[Collected data entries]
========================================================================

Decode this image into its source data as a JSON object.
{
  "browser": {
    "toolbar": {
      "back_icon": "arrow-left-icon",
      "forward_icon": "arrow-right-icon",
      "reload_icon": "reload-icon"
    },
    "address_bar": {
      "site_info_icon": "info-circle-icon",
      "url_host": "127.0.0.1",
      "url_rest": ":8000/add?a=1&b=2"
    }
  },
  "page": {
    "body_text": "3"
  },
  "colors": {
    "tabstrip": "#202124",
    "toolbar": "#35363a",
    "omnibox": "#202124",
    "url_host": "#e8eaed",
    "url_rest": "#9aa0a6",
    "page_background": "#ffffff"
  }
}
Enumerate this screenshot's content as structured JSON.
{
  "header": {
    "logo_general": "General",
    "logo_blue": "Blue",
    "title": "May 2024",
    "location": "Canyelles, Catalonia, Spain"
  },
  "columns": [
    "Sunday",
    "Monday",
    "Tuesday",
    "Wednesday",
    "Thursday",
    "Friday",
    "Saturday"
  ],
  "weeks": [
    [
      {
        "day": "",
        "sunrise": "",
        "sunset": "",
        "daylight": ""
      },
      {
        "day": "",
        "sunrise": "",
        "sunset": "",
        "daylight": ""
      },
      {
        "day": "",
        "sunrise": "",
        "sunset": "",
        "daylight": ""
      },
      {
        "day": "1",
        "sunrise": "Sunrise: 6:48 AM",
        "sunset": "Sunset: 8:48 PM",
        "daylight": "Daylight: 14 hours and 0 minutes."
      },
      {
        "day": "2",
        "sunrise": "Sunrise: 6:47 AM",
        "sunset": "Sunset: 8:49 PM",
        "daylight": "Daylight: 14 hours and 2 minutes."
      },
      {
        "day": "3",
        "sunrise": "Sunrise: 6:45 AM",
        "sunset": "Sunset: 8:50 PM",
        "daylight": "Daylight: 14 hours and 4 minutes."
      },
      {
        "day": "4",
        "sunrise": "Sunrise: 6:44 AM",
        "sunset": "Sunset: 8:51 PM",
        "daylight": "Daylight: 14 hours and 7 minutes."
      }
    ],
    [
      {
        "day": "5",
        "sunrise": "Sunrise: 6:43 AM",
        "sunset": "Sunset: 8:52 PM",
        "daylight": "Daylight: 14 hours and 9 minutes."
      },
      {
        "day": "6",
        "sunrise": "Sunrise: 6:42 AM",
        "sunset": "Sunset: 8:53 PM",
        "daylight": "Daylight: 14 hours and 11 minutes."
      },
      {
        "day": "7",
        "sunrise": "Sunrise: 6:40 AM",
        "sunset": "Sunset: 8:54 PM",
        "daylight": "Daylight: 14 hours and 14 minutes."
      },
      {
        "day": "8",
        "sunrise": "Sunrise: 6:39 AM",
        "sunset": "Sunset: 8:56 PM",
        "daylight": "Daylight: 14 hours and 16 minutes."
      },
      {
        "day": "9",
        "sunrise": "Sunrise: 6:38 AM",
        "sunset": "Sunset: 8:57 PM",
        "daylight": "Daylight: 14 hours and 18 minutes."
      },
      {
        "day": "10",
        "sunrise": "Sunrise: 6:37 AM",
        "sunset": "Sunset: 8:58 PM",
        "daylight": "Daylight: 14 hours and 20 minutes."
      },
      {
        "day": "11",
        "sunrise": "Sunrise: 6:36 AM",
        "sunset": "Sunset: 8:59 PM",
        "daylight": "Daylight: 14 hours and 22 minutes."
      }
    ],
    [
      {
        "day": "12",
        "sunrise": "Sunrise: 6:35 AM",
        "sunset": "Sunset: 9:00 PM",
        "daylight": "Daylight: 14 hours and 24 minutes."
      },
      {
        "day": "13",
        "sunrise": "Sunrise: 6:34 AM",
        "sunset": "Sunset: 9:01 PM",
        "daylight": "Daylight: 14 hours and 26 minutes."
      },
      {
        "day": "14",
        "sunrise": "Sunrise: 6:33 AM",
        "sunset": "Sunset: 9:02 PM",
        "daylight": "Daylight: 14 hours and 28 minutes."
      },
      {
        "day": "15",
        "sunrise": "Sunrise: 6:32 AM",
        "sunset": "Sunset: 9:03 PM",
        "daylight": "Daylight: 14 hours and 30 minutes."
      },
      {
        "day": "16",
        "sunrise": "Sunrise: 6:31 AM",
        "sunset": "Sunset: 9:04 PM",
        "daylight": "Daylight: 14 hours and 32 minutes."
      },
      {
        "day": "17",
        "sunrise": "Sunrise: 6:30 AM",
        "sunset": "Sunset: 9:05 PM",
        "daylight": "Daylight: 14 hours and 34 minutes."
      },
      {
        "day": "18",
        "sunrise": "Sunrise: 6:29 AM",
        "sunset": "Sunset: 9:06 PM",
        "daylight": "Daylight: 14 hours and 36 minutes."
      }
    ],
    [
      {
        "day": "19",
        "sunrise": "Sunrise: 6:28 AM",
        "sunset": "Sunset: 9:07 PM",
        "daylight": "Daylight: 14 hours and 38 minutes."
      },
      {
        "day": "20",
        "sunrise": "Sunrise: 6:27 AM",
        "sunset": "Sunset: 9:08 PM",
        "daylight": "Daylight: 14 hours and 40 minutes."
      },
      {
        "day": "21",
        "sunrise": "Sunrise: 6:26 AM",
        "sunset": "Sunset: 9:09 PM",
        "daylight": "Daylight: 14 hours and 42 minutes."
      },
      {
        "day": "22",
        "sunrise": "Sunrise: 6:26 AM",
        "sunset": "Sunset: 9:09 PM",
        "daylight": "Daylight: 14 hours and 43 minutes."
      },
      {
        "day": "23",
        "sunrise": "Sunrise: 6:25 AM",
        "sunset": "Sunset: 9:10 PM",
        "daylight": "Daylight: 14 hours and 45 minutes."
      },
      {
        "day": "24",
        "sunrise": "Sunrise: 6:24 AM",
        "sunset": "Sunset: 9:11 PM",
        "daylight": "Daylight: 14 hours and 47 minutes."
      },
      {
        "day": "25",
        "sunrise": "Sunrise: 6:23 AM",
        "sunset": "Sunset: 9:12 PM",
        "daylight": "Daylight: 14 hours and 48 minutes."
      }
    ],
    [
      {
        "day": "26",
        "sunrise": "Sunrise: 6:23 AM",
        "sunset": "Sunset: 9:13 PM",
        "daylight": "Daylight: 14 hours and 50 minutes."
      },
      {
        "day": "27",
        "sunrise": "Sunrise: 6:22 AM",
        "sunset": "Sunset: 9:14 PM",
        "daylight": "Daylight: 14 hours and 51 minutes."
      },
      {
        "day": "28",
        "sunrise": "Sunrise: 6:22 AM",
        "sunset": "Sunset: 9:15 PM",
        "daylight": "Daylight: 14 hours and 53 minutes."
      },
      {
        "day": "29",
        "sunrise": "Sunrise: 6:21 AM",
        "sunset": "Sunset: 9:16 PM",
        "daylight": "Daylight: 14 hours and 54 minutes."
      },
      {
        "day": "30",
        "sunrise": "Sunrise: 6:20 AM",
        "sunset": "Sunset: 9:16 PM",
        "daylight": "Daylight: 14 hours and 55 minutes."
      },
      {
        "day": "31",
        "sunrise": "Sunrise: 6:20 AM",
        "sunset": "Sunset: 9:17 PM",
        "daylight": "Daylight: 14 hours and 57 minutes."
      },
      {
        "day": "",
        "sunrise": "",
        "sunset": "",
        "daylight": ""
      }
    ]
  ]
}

========================================================================

* _EXERCISE OBJECTIVE_
Only lines with "this" are wanted here; list each of them.

* _OUTPUT BELOW_
Decode this image into its source data as a JSON object.
Enumerate this screenshot's content as structured JSON.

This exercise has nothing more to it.